**DO THIS**
Every line of the records below should be restated exactly.

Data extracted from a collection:
===============
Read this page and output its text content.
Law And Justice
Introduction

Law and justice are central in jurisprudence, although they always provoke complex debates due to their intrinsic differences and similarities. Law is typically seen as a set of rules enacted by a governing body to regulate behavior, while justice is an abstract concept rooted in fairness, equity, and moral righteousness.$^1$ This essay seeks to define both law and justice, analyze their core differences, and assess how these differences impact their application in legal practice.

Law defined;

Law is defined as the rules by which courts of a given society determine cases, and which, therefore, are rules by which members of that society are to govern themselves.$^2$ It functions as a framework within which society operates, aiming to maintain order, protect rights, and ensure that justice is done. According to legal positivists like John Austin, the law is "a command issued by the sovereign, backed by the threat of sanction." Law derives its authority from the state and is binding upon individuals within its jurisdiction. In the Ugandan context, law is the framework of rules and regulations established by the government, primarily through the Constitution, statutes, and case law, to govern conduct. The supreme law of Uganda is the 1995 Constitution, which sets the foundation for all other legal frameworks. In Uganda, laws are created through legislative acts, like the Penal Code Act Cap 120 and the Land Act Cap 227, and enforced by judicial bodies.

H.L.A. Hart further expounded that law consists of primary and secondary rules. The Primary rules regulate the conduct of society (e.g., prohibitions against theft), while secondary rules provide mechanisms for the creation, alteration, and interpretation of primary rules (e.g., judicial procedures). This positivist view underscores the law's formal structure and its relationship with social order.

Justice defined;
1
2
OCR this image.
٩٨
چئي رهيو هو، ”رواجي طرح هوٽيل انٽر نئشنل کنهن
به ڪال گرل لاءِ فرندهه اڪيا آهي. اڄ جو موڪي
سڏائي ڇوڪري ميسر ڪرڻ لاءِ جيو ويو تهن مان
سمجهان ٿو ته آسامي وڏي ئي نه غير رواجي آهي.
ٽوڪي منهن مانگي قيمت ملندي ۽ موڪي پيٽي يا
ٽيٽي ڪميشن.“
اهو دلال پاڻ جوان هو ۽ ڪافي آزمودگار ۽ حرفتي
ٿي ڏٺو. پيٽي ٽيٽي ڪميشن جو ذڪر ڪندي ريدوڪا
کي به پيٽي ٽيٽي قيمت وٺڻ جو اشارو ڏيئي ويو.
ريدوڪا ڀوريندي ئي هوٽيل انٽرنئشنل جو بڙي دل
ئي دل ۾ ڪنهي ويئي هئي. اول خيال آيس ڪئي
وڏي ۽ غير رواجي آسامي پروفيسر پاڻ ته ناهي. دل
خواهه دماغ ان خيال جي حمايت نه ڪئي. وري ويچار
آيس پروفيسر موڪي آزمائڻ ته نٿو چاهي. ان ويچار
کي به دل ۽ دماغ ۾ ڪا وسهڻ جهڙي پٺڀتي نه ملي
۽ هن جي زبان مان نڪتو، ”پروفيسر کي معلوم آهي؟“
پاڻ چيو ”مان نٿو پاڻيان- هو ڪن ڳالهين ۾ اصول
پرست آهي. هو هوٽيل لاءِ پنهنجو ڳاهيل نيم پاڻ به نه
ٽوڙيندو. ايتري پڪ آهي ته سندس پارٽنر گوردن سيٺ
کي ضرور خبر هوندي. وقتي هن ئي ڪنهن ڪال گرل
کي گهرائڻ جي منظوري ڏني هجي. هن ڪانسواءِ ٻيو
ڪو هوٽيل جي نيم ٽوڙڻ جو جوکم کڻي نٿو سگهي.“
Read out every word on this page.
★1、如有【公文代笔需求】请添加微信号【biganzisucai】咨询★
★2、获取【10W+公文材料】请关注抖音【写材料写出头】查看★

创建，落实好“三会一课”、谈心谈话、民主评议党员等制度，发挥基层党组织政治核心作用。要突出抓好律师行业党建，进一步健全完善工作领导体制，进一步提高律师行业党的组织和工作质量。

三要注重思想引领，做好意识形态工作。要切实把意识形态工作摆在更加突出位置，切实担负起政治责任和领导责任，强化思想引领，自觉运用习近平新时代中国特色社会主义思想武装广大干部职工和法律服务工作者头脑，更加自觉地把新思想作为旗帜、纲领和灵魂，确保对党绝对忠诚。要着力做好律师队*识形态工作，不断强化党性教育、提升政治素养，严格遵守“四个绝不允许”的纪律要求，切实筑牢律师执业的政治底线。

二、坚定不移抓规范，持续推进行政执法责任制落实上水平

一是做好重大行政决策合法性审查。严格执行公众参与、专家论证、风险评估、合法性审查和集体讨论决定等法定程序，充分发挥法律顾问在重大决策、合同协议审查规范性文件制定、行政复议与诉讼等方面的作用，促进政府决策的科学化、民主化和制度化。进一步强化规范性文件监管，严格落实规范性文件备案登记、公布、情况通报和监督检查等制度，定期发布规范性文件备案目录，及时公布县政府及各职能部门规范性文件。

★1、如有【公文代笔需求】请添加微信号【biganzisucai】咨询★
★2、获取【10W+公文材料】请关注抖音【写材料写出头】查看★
===============
**TASK OUTPUT**
Read this page and output its text content.
Law And Justice
Introduction

Law and justice are central in jurisprudence, although they always provoke complex debates due to their intrinsic differences and similarities. Law is typically seen as a set of rules enacted by a governing body to regulate behavior, while justice is an abstract concept rooted in fairness, equity, and moral righteousness.$^1$ This essay seeks to define both law and justice, analyze their core differences, and assess how these differences impact their application in legal practice.

Law defined;

Law is defined as the rules by which courts of a given society determine cases, and which, therefore, are rules by which members of that society are to govern themselves.$^2$ It functions as a framework within which society operates, aiming to maintain order, protect rights, and ensure that justice is done. According to legal positivists like John Austin, the law is "a command issued by the sovereign, backed by the threat of sanction." Law derives its authority from the state and is binding upon individuals within its jurisdiction. In the Ugandan context, law is the framework of rules and regulations established by the government, primarily through the Constitution, statutes, and case law, to govern conduct. The supreme law of Uganda is the 1995 Constitution, which sets the foundation for all other legal frameworks. In Uganda, laws are created through legislative acts, like the Penal Code Act Cap 120 and the Land Act Cap 227, and enforced by judicial bodies.

H.L.A. Hart further expounded that law consists of primary and secondary rules. The Primary rules regulate the conduct of society (e.g., prohibitions against theft), while secondary rules provide mechanisms for the creation, alteration, and interpretation of primary rules (e.g., judicial procedures). This positivist view underscores the law's formal structure and its relationship with social order.

Justice defined;
1
2
OCR this image.
٩٨
چئي رهيو هو، ”رواجي طرح هوٽيل انٽر نئشنل کنهن
به ڪال گرل لاءِ فرندهه اڪيا آهي. اڄ جو موڪي
سڏائي ڇوڪري ميسر ڪرڻ لاءِ جيو ويو تهن مان
سمجهان ٿو ته آسامي وڏي ئي نه غير رواجي آهي.
ٽوڪي منهن مانگي قيمت ملندي ۽ موڪي پيٽي يا
ٽيٽي ڪميشن.“
اهو دلال پاڻ جوان هو ۽ ڪافي آزمودگار ۽ حرفتي
ٿي ڏٺو. پيٽي ٽيٽي ڪميشن جو ذڪر ڪندي ريدوڪا
کي به پيٽي ٽيٽي قيمت وٺڻ جو اشارو ڏيئي ويو.
ريدوڪا ڀوريندي ئي هوٽيل انٽرنئشنل جو بڙي دل
ئي دل ۾ ڪنهي ويئي هئي. اول خيال آيس ڪئي
وڏي ۽ غير رواجي آسامي پروفيسر پاڻ ته ناهي. دل
خواهه دماغ ان خيال جي حمايت نه ڪئي. وري ويچار
آيس پروفيسر موڪي آزمائڻ ته نٿو چاهي. ان ويچار
کي به دل ۽ دماغ ۾ ڪا وسهڻ جهڙي پٺڀتي نه ملي
۽ هن جي زبان مان نڪتو، ”پروفيسر کي معلوم آهي؟“
پاڻ چيو ”مان نٿو پاڻيان- هو ڪن ڳالهين ۾ اصول
پرست آهي. هو هوٽيل لاءِ پنهنجو ڳاهيل نيم پاڻ به نه
ٽوڙيندو. ايتري پڪ آهي ته سندس پارٽنر گوردن سيٺ
کي ضرور خبر هوندي. وقتي هن ئي ڪنهن ڪال گرل
کي گهرائڻ جي منظوري ڏني هجي. هن ڪانسواءِ ٻيو
ڪو هوٽيل جي نيم ٽوڙڻ جو جوکم کڻي نٿو سگهي.“
Read out every word on this page.
★1、如有【公文代笔需求】请添加微信号【biganzisucai】咨询★
★2、获取【10W+公文材料】请关注抖音【写材料写出头】查看★

创建，落实好“三会一课”、谈心谈话、民主评议党员等制度，发挥基层党组织政治核心作用。要突出抓好律师行业党建，进一步健全完善工作领导体制，进一步提高律师行业党的组织和工作质量。

三要注重思想引领，做好意识形态工作。要切实把意识形态工作摆在更加突出位置，切实担负起政治责任和领导责任，强化思想引领，自觉运用习近平新时代中国特色社会主义思想武装广大干部职工和法律服务工作者头脑，更加自觉地把新思想作为旗帜、纲领和灵魂，确保对党绝对忠诚。要着力做好律师队*识形态工作，不断强化党性教育、提升政治素养，严格遵守“四个绝不允许”的纪律要求，切实筑牢律师执业的政治底线。

二、坚定不移抓规范，持续推进行政执法责任制落实上水平

一是做好重大行政决策合法性审查。严格执行公众参与、专家论证、风险评估、合法性审查和集体讨论决定等法定程序，充分发挥法律顾问在重大决策、合同协议审查规范性文件制定、行政复议与诉讼等方面的作用，促进政府决策的科学化、民主化和制度化。进一步强化规范性文件监管，严格落实规范性文件备案登记、公布、情况通报和监督检查等制度，定期发布规范性文件备案目录，及时公布县政府及各职能部门规范性文件。

★1、如有【公文代笔需求】请添加微信号【biganzisucai】咨询★
★2、获取【10W+公文材料】请关注抖音【写材料写出头】查看★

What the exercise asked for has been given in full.